Search the listing for the string "content" and copy every line that contains it.

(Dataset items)
-.-.-

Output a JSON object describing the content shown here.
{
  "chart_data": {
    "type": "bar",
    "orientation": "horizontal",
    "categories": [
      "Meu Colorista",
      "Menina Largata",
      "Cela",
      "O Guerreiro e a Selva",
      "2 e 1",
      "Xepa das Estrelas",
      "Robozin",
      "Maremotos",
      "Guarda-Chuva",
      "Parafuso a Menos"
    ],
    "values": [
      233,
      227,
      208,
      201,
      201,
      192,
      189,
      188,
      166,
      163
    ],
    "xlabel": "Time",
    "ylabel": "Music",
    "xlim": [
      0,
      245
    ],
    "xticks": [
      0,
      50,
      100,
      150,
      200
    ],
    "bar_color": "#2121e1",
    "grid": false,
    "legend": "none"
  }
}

-.-.-

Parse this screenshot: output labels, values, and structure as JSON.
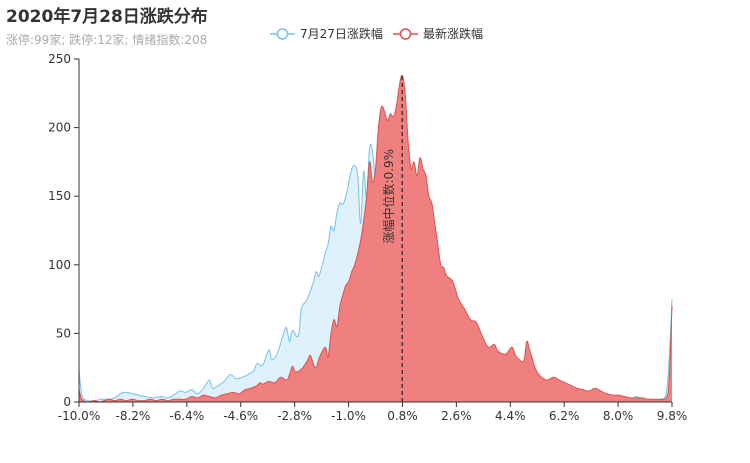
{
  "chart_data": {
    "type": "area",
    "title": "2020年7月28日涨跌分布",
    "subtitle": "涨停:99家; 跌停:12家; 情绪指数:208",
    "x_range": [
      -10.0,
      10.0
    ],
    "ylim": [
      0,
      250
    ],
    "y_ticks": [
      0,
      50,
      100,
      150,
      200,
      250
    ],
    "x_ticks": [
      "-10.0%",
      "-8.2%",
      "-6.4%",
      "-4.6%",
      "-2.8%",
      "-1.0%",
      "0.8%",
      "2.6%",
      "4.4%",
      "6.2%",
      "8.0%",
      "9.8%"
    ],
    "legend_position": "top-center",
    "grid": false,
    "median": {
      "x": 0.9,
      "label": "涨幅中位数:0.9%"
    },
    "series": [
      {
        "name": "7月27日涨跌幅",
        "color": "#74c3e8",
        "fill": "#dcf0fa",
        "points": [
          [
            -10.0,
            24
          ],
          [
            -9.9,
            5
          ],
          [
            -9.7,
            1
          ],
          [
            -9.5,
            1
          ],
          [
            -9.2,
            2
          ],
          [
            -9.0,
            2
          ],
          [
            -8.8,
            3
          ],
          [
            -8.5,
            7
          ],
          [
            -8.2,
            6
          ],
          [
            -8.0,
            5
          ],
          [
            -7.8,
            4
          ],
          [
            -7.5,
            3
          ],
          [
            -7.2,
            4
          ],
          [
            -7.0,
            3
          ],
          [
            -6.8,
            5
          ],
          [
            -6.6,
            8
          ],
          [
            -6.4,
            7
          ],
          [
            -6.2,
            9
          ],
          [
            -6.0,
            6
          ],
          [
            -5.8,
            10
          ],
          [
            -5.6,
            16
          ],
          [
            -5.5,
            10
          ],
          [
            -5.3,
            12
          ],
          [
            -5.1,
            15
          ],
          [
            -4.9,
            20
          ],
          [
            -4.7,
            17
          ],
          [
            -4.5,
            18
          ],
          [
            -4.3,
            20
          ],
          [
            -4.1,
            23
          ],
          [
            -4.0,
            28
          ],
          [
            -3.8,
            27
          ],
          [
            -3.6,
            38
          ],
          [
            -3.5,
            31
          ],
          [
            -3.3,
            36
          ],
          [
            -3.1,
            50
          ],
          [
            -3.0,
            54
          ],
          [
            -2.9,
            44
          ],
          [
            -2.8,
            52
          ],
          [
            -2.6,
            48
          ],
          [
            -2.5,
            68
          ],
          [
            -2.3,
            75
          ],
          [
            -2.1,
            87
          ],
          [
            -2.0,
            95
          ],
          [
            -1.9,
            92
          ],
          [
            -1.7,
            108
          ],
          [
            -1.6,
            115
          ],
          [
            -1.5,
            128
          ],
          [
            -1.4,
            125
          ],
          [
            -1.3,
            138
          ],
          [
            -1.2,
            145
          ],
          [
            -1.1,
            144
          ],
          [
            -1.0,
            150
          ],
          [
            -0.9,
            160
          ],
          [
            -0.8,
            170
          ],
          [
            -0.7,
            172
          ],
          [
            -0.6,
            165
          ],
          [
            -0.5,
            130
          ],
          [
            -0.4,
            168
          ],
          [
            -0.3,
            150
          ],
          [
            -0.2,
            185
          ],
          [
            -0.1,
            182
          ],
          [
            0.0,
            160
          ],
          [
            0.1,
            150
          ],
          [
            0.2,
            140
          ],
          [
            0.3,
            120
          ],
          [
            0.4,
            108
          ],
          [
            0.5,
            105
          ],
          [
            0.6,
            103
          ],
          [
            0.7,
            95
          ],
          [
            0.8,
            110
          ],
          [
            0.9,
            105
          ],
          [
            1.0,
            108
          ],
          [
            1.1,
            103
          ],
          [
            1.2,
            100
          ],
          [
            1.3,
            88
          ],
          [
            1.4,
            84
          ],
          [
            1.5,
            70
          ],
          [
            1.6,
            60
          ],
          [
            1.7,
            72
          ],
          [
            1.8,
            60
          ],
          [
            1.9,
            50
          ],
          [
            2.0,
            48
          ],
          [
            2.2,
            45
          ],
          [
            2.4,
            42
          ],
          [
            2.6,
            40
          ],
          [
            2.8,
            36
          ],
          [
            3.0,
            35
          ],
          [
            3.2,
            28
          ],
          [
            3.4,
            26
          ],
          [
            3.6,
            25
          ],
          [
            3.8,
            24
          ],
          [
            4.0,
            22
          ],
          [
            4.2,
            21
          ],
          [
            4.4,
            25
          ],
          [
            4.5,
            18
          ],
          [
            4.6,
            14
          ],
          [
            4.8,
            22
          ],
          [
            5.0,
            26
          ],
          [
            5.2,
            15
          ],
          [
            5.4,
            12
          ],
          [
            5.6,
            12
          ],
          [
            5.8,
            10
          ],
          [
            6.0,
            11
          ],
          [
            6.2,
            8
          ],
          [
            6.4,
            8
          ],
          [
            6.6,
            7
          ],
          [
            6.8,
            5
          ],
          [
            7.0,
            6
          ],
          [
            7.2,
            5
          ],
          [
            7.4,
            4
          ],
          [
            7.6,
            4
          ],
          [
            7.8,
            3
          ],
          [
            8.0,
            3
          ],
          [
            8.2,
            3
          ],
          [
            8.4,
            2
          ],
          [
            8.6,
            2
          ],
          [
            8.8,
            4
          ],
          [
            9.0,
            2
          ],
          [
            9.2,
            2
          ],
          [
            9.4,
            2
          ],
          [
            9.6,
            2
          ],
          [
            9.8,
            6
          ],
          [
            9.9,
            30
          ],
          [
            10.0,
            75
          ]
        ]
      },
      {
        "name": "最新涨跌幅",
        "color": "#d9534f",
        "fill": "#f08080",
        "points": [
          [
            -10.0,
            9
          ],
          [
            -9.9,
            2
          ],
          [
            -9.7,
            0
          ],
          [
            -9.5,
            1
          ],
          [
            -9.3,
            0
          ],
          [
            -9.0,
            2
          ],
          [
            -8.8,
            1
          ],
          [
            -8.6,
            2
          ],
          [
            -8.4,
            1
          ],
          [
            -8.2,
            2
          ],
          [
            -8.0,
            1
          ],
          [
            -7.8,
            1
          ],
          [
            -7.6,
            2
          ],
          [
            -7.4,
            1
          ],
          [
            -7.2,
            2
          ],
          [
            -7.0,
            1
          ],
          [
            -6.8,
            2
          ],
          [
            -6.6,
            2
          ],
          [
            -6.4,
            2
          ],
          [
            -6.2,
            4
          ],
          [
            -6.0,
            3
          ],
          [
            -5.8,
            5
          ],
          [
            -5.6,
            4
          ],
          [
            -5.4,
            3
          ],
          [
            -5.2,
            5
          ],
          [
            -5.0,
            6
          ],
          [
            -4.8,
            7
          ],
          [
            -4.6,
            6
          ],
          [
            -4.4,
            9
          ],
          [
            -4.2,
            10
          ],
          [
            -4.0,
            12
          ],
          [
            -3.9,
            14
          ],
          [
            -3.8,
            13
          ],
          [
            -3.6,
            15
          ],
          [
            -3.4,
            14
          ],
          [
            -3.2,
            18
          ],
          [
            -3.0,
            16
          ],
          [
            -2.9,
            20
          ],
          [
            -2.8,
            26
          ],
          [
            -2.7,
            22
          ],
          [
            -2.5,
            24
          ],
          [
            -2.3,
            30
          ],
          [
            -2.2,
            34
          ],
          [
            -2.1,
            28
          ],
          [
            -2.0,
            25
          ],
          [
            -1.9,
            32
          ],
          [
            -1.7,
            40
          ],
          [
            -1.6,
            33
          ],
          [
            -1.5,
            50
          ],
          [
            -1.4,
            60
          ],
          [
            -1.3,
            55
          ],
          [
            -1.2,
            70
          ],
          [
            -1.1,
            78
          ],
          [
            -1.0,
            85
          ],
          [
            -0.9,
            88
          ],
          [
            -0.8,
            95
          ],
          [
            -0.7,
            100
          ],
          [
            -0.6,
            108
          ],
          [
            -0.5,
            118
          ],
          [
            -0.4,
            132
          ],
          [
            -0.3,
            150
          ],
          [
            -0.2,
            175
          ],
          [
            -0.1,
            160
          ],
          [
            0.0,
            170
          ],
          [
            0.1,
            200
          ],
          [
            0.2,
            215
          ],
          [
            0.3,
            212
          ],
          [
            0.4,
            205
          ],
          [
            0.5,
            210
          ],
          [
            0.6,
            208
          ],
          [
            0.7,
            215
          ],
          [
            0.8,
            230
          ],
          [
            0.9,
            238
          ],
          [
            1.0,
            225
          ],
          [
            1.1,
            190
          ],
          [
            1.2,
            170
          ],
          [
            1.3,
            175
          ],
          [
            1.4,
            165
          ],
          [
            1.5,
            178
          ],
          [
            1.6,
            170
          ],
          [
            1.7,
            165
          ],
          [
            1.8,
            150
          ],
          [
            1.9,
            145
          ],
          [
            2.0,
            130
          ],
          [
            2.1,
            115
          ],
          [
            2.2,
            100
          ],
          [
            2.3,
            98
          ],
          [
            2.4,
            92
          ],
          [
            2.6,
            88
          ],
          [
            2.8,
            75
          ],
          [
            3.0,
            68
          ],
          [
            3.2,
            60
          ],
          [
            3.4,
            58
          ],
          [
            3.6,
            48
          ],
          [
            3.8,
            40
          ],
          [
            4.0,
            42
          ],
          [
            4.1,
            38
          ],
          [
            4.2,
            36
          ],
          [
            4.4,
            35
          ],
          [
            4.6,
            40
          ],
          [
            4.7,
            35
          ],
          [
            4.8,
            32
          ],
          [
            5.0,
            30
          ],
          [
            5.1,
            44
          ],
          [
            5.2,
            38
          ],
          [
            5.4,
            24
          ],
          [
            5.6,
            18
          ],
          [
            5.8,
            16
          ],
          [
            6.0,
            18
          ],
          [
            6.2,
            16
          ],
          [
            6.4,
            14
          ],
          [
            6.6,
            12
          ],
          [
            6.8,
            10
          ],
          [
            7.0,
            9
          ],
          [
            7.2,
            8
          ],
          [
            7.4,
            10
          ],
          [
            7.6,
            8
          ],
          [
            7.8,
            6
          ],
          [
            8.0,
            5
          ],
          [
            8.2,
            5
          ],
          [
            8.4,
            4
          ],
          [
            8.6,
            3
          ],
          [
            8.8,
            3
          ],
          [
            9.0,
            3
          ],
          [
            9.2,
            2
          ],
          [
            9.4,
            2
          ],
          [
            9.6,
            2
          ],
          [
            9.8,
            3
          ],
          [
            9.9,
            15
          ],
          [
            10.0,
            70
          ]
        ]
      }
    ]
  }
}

-.-.-

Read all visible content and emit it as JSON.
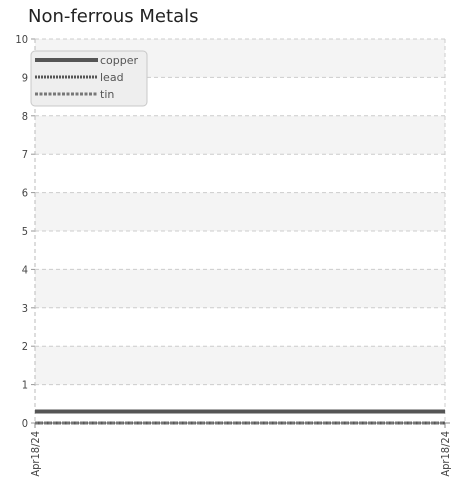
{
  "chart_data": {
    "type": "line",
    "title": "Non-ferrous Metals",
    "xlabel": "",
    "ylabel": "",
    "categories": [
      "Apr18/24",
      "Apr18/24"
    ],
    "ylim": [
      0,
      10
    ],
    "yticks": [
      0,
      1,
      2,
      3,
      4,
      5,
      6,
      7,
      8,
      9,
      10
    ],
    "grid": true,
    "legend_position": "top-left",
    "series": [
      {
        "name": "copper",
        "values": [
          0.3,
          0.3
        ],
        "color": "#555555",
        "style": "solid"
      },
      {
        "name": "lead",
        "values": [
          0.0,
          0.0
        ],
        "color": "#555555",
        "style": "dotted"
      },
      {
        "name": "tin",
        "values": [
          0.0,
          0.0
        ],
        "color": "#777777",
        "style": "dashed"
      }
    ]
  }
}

-.-.-

EXERCISE OUTPUT:
Output a JSON object describing the content shown here.
Read all visible content and emit it as JSON.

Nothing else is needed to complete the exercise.